(PROBLEM TO WORK ON): Return a copy of every line in the records that includes the word "English".

(EXTRACTED RECORDS):
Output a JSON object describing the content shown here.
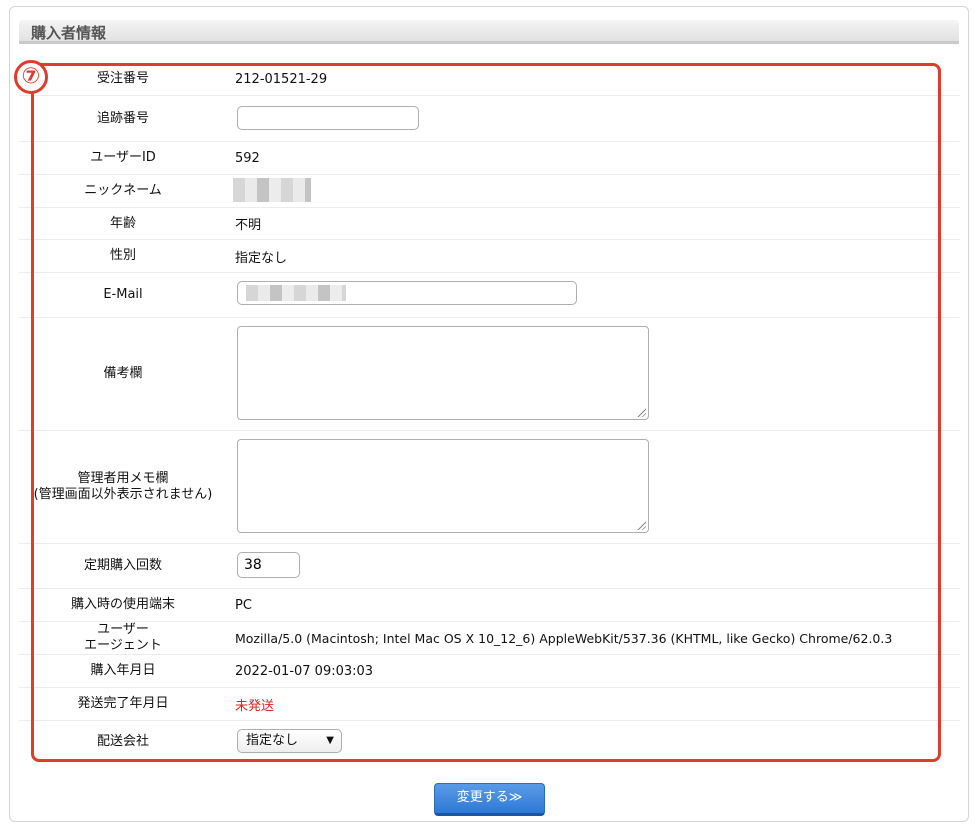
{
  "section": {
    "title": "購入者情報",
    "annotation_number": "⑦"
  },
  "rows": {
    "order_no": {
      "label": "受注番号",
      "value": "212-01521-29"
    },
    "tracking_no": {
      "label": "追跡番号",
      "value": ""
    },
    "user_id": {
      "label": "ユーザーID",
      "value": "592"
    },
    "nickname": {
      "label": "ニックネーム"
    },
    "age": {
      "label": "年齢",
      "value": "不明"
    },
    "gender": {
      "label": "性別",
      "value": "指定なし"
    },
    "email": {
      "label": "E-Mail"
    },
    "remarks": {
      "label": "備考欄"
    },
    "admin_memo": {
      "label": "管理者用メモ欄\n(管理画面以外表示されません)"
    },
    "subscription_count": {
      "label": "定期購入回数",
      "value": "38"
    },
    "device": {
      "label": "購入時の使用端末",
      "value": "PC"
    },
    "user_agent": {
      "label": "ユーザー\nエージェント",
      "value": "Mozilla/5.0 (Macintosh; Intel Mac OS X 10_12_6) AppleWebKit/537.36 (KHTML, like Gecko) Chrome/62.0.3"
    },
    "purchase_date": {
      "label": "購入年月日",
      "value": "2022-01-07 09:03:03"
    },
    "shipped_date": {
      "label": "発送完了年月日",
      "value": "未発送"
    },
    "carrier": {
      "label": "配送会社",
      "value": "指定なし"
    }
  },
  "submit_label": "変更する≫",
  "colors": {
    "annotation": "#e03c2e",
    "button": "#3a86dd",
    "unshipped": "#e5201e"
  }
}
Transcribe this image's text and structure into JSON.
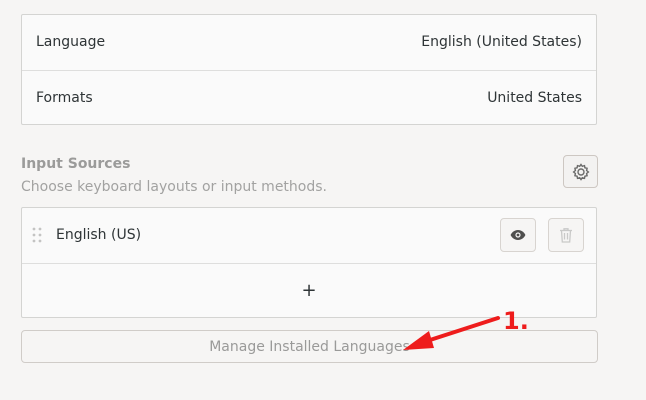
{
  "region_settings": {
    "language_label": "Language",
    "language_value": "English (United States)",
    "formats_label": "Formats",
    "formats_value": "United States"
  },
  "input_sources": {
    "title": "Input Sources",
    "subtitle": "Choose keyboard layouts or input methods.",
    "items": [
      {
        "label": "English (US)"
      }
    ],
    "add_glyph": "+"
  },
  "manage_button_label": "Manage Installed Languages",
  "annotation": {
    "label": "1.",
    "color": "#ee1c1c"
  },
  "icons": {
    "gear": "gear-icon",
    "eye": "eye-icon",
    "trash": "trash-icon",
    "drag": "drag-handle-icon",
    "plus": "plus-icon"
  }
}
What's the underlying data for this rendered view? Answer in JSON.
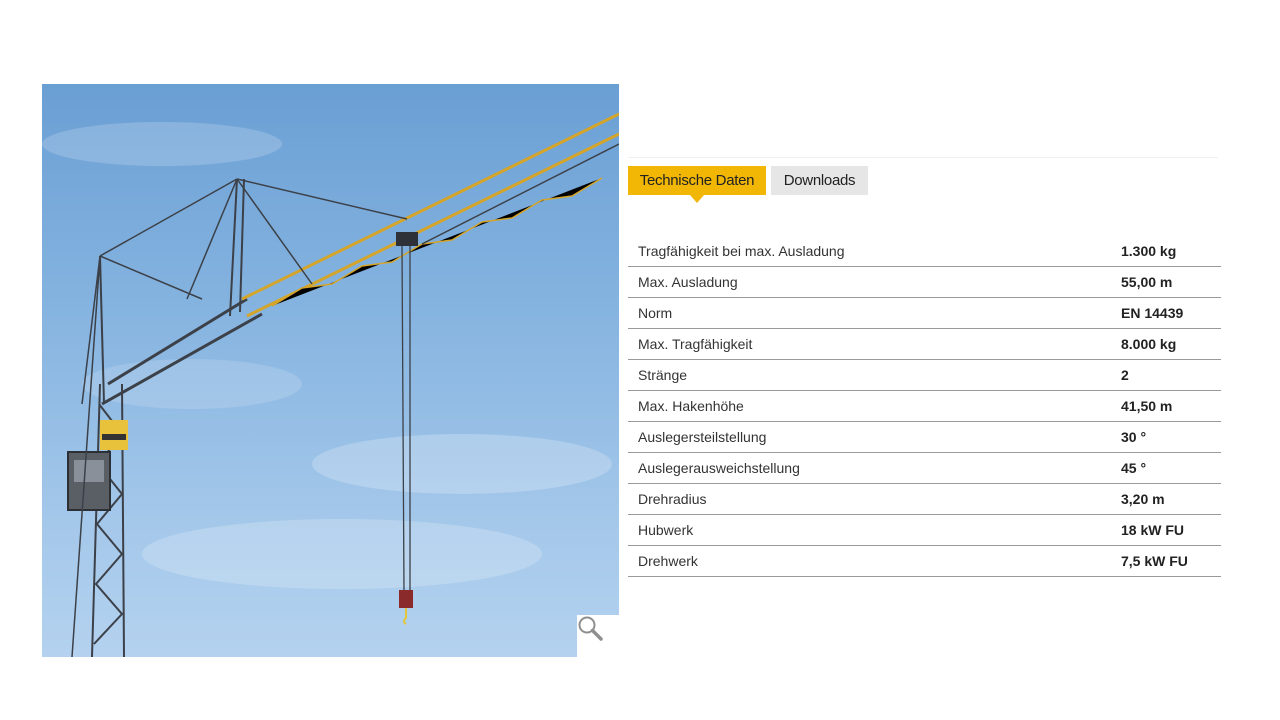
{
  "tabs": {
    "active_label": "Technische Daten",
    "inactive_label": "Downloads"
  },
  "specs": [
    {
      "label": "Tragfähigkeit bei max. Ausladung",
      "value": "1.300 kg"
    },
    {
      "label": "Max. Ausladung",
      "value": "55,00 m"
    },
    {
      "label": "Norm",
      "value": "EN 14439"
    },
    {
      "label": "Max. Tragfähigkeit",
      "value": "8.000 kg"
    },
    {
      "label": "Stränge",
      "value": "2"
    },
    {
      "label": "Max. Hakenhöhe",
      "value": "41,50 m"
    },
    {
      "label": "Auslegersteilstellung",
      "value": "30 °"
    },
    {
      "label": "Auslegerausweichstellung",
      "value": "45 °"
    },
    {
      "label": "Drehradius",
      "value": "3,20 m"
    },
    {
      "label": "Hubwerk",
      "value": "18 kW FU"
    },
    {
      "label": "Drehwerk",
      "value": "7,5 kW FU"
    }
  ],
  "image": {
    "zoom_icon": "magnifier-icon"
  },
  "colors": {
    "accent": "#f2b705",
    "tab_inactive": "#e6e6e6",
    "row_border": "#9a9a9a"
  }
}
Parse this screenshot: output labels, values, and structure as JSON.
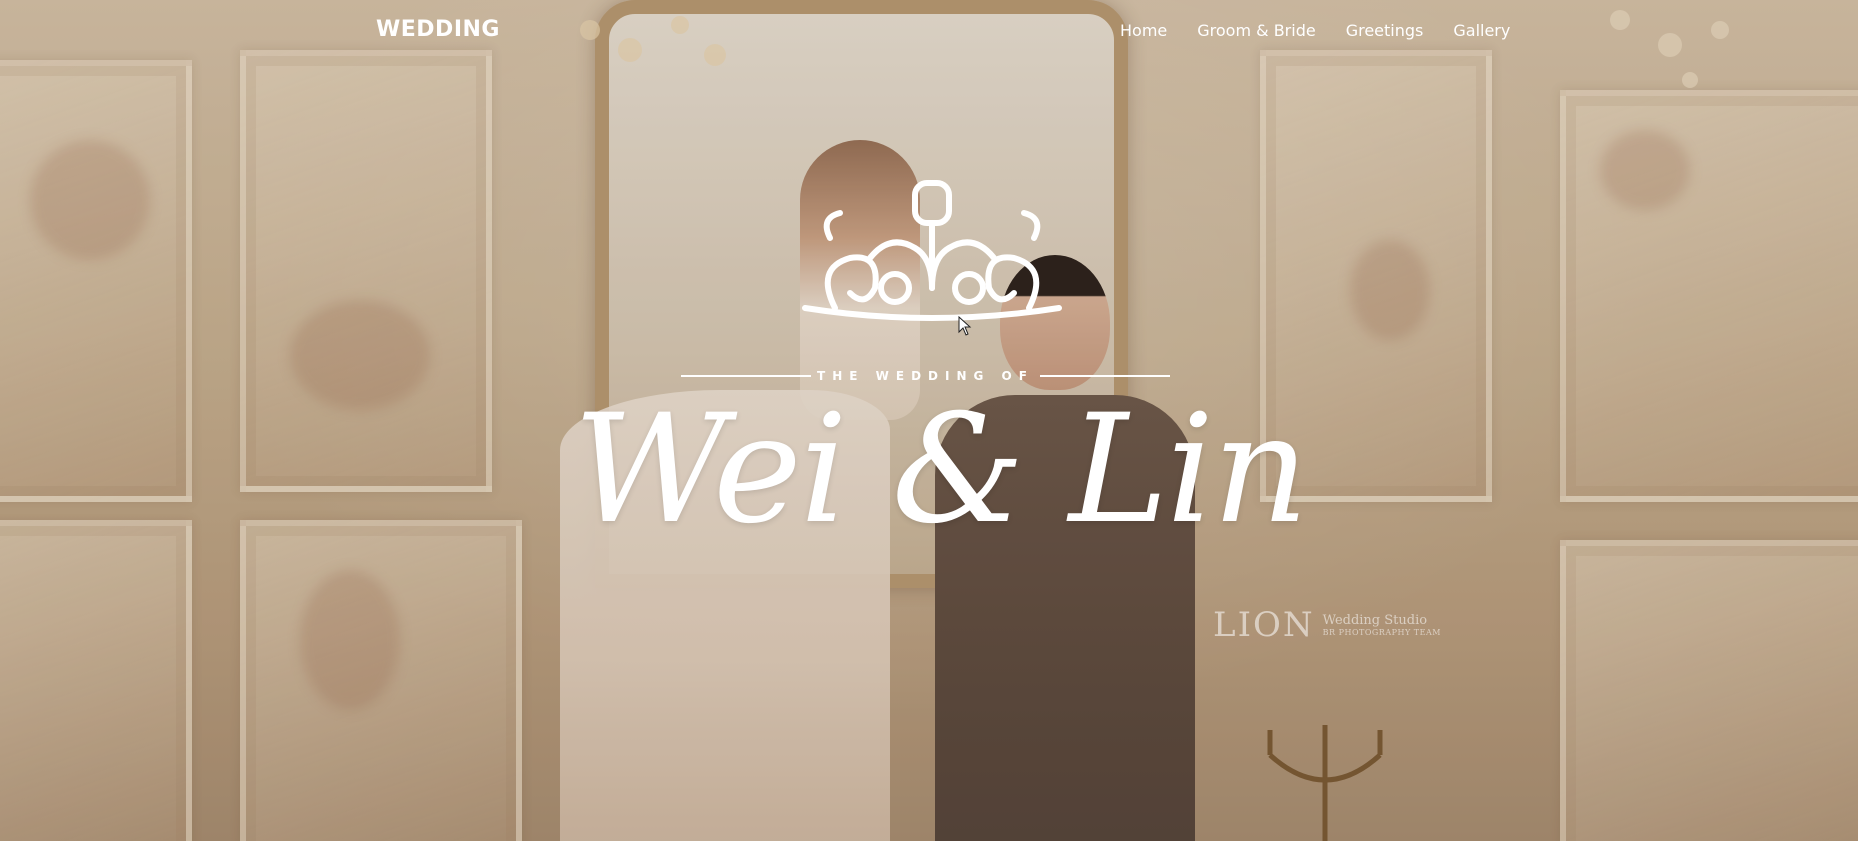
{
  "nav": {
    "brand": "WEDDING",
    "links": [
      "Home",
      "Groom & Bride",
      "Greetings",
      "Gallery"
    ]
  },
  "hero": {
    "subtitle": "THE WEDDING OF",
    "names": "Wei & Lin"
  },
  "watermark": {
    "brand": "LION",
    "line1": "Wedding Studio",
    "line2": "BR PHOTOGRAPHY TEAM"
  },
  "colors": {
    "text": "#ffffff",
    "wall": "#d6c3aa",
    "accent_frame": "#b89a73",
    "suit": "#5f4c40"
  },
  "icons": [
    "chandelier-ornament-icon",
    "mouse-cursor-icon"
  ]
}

(REPLY TO THE TASK):
    "language_value": "English (United States)",
        "label": "English (US)"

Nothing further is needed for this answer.